— Start —
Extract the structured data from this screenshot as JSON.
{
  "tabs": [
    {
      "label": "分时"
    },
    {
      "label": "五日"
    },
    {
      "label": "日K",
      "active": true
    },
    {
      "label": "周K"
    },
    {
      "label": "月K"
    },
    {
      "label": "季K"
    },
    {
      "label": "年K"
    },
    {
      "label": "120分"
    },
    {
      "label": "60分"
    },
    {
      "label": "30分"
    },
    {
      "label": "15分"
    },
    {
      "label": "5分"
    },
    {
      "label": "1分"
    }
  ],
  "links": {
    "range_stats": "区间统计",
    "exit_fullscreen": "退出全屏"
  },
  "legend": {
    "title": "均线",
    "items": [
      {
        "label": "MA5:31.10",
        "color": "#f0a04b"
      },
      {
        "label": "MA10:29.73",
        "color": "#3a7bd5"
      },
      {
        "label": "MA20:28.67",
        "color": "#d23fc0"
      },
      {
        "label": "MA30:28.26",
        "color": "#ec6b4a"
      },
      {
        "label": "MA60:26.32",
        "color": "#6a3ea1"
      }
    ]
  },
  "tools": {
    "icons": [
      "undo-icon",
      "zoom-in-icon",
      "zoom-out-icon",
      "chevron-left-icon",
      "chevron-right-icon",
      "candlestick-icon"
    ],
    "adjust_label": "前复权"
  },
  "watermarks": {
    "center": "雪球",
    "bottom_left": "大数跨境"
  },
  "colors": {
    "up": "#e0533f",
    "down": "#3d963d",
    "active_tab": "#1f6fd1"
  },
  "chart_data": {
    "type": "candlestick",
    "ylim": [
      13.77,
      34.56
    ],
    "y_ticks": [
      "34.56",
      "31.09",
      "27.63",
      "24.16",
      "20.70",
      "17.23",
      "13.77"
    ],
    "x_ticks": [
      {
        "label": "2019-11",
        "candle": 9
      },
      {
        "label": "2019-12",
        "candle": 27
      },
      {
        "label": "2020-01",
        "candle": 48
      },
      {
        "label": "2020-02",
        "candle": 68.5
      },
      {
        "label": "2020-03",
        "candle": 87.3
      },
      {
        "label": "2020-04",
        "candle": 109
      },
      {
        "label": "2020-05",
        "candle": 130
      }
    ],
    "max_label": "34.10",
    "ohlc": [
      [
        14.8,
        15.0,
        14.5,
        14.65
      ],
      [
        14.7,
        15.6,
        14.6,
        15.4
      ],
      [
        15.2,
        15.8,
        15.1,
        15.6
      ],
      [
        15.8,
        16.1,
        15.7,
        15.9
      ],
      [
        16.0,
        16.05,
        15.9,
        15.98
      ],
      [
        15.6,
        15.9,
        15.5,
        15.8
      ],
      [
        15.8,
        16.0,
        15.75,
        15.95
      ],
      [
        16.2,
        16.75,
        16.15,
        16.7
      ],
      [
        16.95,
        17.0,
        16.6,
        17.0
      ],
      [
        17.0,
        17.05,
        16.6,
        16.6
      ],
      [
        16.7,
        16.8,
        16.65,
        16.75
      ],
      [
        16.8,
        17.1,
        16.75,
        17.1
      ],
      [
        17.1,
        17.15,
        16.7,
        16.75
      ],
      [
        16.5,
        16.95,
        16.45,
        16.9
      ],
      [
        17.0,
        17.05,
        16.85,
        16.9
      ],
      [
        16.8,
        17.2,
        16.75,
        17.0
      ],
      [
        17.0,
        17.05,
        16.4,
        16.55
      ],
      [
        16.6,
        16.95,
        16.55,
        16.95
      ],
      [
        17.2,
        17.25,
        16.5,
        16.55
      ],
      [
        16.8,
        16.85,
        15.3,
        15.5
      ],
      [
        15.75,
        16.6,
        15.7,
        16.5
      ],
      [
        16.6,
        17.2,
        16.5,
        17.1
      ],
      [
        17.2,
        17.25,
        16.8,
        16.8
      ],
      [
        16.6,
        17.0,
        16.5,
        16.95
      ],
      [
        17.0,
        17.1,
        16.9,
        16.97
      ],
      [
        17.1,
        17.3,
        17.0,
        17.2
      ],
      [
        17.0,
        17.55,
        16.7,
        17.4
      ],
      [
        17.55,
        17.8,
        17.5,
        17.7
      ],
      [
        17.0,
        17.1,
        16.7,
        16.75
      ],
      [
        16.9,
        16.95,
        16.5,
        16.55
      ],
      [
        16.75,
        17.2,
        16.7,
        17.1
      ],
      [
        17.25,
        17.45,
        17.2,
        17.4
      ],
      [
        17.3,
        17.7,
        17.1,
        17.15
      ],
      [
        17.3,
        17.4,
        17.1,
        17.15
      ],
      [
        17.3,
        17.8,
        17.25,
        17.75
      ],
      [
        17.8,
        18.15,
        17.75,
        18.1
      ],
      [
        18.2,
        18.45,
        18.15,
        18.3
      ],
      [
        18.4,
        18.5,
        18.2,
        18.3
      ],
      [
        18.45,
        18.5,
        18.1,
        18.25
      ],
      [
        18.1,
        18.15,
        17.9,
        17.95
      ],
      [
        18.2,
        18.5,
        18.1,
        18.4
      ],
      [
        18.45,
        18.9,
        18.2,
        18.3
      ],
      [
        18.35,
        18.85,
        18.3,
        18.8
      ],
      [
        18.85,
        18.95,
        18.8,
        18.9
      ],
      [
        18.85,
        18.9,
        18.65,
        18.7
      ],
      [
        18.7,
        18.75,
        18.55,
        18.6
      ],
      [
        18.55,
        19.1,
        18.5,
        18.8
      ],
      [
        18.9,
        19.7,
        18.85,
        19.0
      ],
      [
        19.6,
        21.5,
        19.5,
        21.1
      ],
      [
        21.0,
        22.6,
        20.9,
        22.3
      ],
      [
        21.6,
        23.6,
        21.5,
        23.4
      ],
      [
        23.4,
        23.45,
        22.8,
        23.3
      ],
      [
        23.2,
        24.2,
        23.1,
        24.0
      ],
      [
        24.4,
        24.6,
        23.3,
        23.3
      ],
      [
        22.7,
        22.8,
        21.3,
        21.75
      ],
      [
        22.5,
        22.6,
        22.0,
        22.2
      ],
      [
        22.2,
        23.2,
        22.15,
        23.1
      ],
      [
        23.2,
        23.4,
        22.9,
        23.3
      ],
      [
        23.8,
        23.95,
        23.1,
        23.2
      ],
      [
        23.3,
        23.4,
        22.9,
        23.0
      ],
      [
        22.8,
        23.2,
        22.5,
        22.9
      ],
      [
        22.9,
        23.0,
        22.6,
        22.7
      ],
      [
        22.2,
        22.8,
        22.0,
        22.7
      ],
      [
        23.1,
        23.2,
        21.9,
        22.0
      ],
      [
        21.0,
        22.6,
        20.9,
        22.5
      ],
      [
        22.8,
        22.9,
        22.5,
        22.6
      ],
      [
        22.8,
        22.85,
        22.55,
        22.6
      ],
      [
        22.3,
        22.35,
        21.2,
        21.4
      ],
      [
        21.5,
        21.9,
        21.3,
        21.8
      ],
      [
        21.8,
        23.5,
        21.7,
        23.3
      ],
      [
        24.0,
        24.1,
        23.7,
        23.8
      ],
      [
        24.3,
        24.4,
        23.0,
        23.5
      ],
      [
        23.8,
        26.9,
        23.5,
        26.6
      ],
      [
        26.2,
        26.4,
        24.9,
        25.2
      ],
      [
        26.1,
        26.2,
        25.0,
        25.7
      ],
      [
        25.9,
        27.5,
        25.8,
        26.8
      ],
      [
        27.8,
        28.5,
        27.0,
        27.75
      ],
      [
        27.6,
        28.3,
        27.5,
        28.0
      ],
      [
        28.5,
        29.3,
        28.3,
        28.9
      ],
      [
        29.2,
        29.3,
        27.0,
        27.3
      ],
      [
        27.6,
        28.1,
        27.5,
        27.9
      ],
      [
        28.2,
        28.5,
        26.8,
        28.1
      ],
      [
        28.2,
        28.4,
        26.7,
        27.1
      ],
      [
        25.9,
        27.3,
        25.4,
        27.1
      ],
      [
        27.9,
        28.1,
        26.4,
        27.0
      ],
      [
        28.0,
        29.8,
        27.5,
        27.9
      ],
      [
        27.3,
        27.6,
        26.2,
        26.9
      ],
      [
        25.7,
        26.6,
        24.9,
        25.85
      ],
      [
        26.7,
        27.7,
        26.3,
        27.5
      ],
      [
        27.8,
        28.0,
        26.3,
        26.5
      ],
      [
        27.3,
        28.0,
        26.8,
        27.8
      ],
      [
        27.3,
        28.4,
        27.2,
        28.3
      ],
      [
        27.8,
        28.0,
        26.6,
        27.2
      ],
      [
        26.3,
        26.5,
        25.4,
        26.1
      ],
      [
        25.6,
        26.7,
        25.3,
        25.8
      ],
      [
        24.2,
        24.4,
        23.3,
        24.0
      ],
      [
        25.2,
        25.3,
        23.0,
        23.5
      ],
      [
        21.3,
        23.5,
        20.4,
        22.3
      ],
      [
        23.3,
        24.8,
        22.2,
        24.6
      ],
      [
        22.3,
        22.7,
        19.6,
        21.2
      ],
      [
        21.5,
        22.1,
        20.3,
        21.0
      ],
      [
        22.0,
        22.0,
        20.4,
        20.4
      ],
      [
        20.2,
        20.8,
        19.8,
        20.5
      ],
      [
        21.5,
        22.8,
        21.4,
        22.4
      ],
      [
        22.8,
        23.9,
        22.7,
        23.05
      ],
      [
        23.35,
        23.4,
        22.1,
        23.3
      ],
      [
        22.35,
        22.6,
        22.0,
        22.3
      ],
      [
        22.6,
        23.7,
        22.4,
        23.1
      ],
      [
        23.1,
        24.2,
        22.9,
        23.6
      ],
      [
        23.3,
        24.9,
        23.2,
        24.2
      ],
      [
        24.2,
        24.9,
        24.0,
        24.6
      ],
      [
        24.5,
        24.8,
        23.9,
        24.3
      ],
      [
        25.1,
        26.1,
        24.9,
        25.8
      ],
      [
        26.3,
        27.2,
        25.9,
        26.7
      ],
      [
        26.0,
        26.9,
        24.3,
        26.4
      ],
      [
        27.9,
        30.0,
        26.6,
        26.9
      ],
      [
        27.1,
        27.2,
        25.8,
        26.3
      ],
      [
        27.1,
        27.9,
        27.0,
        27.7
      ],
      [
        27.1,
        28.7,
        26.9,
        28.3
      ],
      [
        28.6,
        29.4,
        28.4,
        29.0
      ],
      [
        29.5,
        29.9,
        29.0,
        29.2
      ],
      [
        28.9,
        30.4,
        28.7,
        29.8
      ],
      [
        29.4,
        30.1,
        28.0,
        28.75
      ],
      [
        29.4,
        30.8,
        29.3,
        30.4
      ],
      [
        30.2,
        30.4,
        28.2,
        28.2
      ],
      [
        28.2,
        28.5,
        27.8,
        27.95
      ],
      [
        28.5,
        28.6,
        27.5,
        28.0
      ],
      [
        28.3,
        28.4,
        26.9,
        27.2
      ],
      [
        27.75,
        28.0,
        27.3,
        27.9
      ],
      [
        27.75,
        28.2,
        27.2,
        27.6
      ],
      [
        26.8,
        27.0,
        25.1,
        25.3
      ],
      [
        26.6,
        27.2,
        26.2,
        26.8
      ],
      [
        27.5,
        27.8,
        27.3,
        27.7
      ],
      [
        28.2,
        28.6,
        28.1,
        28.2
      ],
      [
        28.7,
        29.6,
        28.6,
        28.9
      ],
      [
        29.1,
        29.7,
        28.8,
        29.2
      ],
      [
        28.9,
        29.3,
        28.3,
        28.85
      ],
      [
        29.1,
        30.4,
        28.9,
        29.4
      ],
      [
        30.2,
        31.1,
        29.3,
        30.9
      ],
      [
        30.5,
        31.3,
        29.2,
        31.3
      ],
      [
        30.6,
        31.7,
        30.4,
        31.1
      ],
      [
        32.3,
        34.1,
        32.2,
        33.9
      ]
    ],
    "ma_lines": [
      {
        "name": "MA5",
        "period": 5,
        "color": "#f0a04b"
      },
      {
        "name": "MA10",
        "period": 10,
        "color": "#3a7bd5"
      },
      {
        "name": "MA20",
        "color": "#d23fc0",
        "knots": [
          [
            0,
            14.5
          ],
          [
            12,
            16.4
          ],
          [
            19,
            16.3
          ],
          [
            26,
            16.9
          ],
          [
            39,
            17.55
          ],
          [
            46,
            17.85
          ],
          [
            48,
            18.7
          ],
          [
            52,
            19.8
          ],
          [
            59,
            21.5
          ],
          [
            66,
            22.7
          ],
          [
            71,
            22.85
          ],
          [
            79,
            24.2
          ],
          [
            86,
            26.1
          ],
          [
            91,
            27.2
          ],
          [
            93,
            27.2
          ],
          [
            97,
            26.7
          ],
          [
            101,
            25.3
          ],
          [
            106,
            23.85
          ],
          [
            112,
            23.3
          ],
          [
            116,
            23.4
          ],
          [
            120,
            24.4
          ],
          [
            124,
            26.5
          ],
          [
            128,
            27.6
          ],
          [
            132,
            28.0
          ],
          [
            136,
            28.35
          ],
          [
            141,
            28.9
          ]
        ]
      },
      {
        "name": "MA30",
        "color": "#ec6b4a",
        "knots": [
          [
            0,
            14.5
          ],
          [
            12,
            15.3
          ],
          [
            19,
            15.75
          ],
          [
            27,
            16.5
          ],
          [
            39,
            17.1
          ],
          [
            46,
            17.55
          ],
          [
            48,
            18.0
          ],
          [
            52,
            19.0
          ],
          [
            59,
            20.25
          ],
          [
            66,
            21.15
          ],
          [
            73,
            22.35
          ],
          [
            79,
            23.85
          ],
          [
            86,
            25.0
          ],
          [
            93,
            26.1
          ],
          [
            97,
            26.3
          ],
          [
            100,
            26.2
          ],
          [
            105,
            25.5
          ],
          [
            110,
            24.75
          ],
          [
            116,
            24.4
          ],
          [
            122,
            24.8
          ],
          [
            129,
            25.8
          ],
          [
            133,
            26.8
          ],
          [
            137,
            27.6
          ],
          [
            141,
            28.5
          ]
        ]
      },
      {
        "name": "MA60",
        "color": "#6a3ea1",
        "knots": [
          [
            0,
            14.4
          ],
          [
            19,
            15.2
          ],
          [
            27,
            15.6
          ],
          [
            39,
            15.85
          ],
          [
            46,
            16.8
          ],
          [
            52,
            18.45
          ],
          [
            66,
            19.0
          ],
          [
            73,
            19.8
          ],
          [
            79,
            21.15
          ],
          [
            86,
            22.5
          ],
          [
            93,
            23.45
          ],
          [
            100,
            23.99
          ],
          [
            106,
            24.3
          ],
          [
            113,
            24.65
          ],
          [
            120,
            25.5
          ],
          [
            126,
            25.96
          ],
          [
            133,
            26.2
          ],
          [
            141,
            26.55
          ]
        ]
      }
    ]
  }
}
— End —
◆ **TASK BRIEF**: How many lines of these entries contain "name"? Answer with the number and nothing else.

◆ **CORRECT OUTPUT**: 5